* **TASK BRIEF**: Reproduce the records below word for word, omitting the pictures from your answer.

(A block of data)
>> begin

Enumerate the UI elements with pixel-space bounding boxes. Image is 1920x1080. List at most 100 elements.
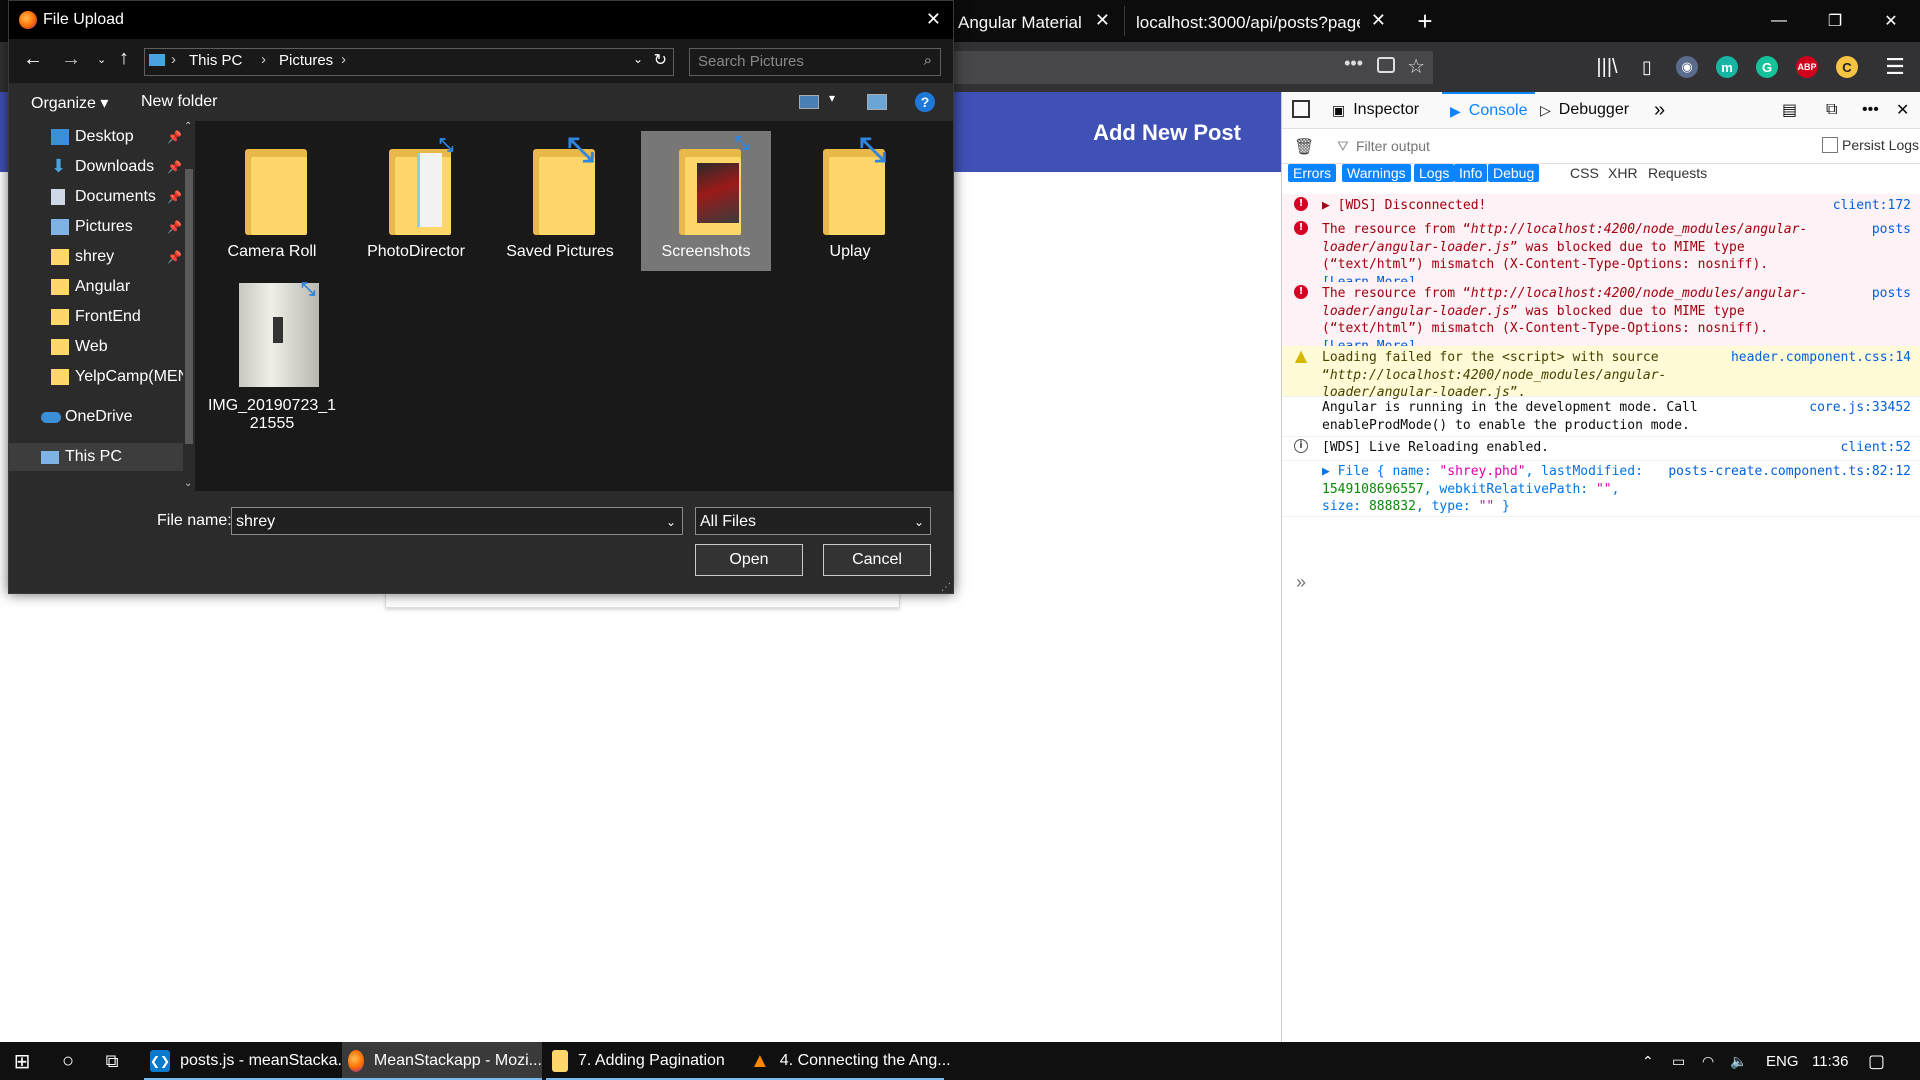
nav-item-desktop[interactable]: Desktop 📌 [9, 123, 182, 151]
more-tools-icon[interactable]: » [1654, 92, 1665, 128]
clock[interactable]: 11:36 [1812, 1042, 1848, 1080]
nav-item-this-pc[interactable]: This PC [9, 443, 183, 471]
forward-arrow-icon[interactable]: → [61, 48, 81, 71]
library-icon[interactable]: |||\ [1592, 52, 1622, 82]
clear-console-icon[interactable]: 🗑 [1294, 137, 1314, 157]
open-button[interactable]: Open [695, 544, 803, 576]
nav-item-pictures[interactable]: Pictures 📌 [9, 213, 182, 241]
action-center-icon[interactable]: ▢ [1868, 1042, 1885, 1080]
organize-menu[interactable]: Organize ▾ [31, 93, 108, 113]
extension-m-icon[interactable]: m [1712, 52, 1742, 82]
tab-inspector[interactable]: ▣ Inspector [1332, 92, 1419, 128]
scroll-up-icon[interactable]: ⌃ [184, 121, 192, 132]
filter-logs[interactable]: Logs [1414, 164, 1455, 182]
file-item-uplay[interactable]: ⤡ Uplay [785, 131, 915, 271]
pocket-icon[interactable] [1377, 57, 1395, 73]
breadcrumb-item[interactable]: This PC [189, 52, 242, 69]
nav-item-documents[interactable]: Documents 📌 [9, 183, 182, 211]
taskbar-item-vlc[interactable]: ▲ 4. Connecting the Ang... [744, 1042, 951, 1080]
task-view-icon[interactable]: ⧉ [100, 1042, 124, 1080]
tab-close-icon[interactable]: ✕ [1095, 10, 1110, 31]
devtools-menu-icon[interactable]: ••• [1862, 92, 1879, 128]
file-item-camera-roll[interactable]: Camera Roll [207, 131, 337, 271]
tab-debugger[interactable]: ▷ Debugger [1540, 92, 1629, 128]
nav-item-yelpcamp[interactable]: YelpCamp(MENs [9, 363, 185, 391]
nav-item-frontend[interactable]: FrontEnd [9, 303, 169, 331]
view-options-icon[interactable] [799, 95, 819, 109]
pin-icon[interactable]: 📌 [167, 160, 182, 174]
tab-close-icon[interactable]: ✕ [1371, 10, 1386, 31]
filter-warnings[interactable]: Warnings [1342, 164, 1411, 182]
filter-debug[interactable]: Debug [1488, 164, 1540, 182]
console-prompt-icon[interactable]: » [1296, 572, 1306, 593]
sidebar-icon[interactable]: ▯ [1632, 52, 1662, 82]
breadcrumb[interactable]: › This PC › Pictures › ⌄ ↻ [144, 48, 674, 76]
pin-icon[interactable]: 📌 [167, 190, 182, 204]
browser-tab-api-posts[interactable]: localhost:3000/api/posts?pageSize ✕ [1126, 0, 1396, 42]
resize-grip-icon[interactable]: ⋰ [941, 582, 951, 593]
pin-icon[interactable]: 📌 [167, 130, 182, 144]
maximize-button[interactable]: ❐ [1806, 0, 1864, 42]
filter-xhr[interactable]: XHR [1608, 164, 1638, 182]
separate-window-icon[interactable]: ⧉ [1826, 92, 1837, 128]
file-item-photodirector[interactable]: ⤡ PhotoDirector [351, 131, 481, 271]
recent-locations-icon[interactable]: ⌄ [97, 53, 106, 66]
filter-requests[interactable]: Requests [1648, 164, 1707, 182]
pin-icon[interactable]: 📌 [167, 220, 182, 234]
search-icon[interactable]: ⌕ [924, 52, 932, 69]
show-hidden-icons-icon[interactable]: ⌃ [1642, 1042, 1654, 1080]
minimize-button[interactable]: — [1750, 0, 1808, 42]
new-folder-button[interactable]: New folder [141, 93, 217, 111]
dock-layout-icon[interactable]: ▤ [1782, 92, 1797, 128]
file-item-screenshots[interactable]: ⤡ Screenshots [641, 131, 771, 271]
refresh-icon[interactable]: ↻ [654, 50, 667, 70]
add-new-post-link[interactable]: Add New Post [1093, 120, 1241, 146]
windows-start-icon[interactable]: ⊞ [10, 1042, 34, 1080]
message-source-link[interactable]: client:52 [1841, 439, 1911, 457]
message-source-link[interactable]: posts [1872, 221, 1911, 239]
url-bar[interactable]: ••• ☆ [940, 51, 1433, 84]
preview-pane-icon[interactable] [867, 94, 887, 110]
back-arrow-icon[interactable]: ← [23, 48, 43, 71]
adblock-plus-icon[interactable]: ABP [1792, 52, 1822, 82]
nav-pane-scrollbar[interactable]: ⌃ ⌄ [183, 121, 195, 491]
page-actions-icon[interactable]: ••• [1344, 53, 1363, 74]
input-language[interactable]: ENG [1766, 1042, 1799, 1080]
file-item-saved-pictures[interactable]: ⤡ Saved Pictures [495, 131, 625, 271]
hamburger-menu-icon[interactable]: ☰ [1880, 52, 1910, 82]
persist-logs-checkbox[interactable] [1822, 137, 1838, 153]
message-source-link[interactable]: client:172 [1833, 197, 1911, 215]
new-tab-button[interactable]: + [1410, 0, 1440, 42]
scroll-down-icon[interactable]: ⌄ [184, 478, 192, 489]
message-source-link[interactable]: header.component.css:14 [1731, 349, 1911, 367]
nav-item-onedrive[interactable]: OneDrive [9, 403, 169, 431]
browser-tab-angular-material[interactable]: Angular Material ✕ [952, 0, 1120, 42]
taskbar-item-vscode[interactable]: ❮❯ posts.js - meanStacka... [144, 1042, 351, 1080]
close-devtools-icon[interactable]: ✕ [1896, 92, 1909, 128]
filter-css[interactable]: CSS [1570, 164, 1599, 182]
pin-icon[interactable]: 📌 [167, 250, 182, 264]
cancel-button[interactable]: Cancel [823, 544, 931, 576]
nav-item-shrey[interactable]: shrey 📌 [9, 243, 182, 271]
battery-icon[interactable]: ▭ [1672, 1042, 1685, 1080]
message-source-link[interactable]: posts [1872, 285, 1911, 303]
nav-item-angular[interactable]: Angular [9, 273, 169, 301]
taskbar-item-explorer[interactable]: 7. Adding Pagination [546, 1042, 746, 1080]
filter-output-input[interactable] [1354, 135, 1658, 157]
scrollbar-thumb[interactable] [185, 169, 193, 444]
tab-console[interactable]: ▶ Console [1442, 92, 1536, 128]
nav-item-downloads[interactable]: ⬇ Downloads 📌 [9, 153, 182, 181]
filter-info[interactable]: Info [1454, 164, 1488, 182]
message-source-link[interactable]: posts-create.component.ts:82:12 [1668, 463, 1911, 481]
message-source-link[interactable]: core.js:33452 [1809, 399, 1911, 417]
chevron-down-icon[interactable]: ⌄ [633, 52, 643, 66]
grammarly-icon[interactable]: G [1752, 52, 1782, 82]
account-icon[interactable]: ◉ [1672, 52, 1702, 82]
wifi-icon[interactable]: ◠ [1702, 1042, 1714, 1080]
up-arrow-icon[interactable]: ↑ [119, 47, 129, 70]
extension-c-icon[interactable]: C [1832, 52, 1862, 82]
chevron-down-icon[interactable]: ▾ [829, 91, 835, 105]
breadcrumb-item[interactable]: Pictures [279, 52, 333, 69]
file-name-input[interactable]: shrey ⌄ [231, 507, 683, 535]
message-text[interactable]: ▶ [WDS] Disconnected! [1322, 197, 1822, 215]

>> end

* **WRITTEN ANSWER**:
Enumerate the UI elements with pixel-space bounding boxes. Image is 1920x1080. List at most 100 elements.
nav-item-desktop[interactable]: Desktop 📌 [9, 123, 182, 151]
more-tools-icon[interactable]: » [1654, 92, 1665, 128]
clock[interactable]: 11:36 [1812, 1042, 1848, 1080]
nav-item-this-pc[interactable]: This PC [9, 443, 183, 471]
forward-arrow-icon[interactable]: → [61, 48, 81, 71]
library-icon[interactable]: |||\ [1592, 52, 1622, 82]
clear-console-icon[interactable]: 🗑 [1294, 137, 1314, 157]
open-button[interactable]: Open [695, 544, 803, 576]
nav-item-pictures[interactable]: Pictures 📌 [9, 213, 182, 241]
action-center-icon[interactable]: ▢ [1868, 1042, 1885, 1080]
organize-menu[interactable]: Organize ▾ [31, 93, 108, 113]
extension-m-icon[interactable]: m [1712, 52, 1742, 82]
tab-inspector[interactable]: ▣ Inspector [1332, 92, 1419, 128]
scroll-up-icon[interactable]: ⌃ [184, 121, 192, 132]
filter-logs[interactable]: Logs [1414, 164, 1455, 182]
file-item-uplay[interactable]: ⤡ Uplay [785, 131, 915, 271]
pocket-icon[interactable] [1377, 57, 1395, 73]
breadcrumb-item[interactable]: This PC [189, 52, 242, 69]
nav-item-documents[interactable]: Documents 📌 [9, 183, 182, 211]
taskbar-item-vlc[interactable]: ▲ 4. Connecting the Ang... [744, 1042, 951, 1080]
task-view-icon[interactable]: ⧉ [100, 1042, 124, 1080]
tab-close-icon[interactable]: ✕ [1095, 10, 1110, 31]
devtools-menu-icon[interactable]: ••• [1862, 92, 1879, 128]
file-item-camera-roll[interactable]: Camera Roll [207, 131, 337, 271]
tab-debugger[interactable]: ▷ Debugger [1540, 92, 1629, 128]
nav-item-yelpcamp[interactable]: YelpCamp(MENs [9, 363, 185, 391]
nav-item-frontend[interactable]: FrontEnd [9, 303, 169, 331]
view-options-icon[interactable] [799, 95, 819, 109]
pin-icon[interactable]: 📌 [167, 160, 182, 174]
tab-close-icon[interactable]: ✕ [1371, 10, 1386, 31]
filter-warnings[interactable]: Warnings [1342, 164, 1411, 182]
filter-debug[interactable]: Debug [1488, 164, 1540, 182]
console-prompt-icon[interactable]: » [1296, 572, 1306, 593]
sidebar-icon[interactable]: ▯ [1632, 52, 1662, 82]
breadcrumb[interactable]: › This PC › Pictures › ⌄ ↻ [144, 48, 674, 76]
pin-icon[interactable]: 📌 [167, 190, 182, 204]
browser-tab-api-posts[interactable]: localhost:3000/api/posts?pageSize ✕ [1126, 0, 1396, 42]
resize-grip-icon[interactable]: ⋰ [941, 582, 951, 593]
pin-icon[interactable]: 📌 [167, 130, 182, 144]
maximize-button[interactable]: ❐ [1806, 0, 1864, 42]
filter-xhr[interactable]: XHR [1608, 164, 1638, 182]
separate-window-icon[interactable]: ⧉ [1826, 92, 1837, 128]
file-item-photodirector[interactable]: ⤡ PhotoDirector [351, 131, 481, 271]
recent-locations-icon[interactable]: ⌄ [97, 53, 106, 66]
filter-requests[interactable]: Requests [1648, 164, 1707, 182]
pin-icon[interactable]: 📌 [167, 220, 182, 234]
search-icon[interactable]: ⌕ [924, 52, 932, 69]
show-hidden-icons-icon[interactable]: ⌃ [1642, 1042, 1654, 1080]
minimize-button[interactable]: — [1750, 0, 1808, 42]
new-folder-button[interactable]: New folder [141, 93, 217, 111]
dock-layout-icon[interactable]: ▤ [1782, 92, 1797, 128]
file-item-screenshots[interactable]: ⤡ Screenshots [641, 131, 771, 271]
refresh-icon[interactable]: ↻ [654, 50, 667, 70]
add-new-post-link[interactable]: Add New Post [1093, 120, 1241, 146]
windows-start-icon[interactable]: ⊞ [10, 1042, 34, 1080]
message-source-link[interactable]: client:52 [1841, 439, 1911, 457]
message-source-link[interactable]: posts [1872, 221, 1911, 239]
url-bar[interactable]: ••• ☆ [940, 51, 1433, 84]
preview-pane-icon[interactable] [867, 94, 887, 110]
back-arrow-icon[interactable]: ← [23, 48, 43, 71]
adblock-plus-icon[interactable]: ABP [1792, 52, 1822, 82]
nav-pane-scrollbar[interactable]: ⌃ ⌄ [183, 121, 195, 491]
page-actions-icon[interactable]: ••• [1344, 53, 1363, 74]
input-language[interactable]: ENG [1766, 1042, 1799, 1080]
file-item-saved-pictures[interactable]: ⤡ Saved Pictures [495, 131, 625, 271]
hamburger-menu-icon[interactable]: ☰ [1880, 52, 1910, 82]
persist-logs-checkbox[interactable] [1822, 137, 1838, 153]
message-source-link[interactable]: client:172 [1833, 197, 1911, 215]
new-tab-button[interactable]: + [1410, 0, 1440, 42]
scroll-down-icon[interactable]: ⌄ [184, 478, 192, 489]
message-source-link[interactable]: header.component.css:14 [1731, 349, 1911, 367]
nav-item-onedrive[interactable]: OneDrive [9, 403, 169, 431]
browser-tab-angular-material[interactable]: Angular Material ✕ [952, 0, 1120, 42]
taskbar-item-vscode[interactable]: ❮❯ posts.js - meanStacka... [144, 1042, 351, 1080]
close-devtools-icon[interactable]: ✕ [1896, 92, 1909, 128]
filter-css[interactable]: CSS [1570, 164, 1599, 182]
pin-icon[interactable]: 📌 [167, 250, 182, 264]
cancel-button[interactable]: Cancel [823, 544, 931, 576]
nav-item-shrey[interactable]: shrey 📌 [9, 243, 182, 271]
battery-icon[interactable]: ▭ [1672, 1042, 1685, 1080]
message-source-link[interactable]: posts [1872, 285, 1911, 303]
nav-item-angular[interactable]: Angular [9, 273, 169, 301]
taskbar-item-explorer[interactable]: 7. Adding Pagination [546, 1042, 746, 1080]
filter-output-input[interactable] [1354, 135, 1658, 157]
scrollbar-thumb[interactable] [185, 169, 193, 444]
tab-console[interactable]: ▶ Console [1442, 92, 1536, 128]
nav-item-downloads[interactable]: ⬇ Downloads 📌 [9, 153, 182, 181]
filter-info[interactable]: Info [1454, 164, 1488, 182]
message-source-link[interactable]: posts-create.component.ts:82:12 [1668, 463, 1911, 481]
message-source-link[interactable]: core.js:33452 [1809, 399, 1911, 417]
chevron-down-icon[interactable]: ⌄ [633, 52, 643, 66]
grammarly-icon[interactable]: G [1752, 52, 1782, 82]
account-icon[interactable]: ◉ [1672, 52, 1702, 82]
wifi-icon[interactable]: ◠ [1702, 1042, 1714, 1080]
up-arrow-icon[interactable]: ↑ [119, 47, 129, 70]
extension-c-icon[interactable]: C [1832, 52, 1862, 82]
chevron-down-icon[interactable]: ▾ [829, 91, 835, 105]
breadcrumb-item[interactable]: Pictures [279, 52, 333, 69]
file-name-input[interactable]: shrey ⌄ [231, 507, 683, 535]
message-text[interactable]: ▶ [WDS] Disconnected! [1322, 197, 1822, 215]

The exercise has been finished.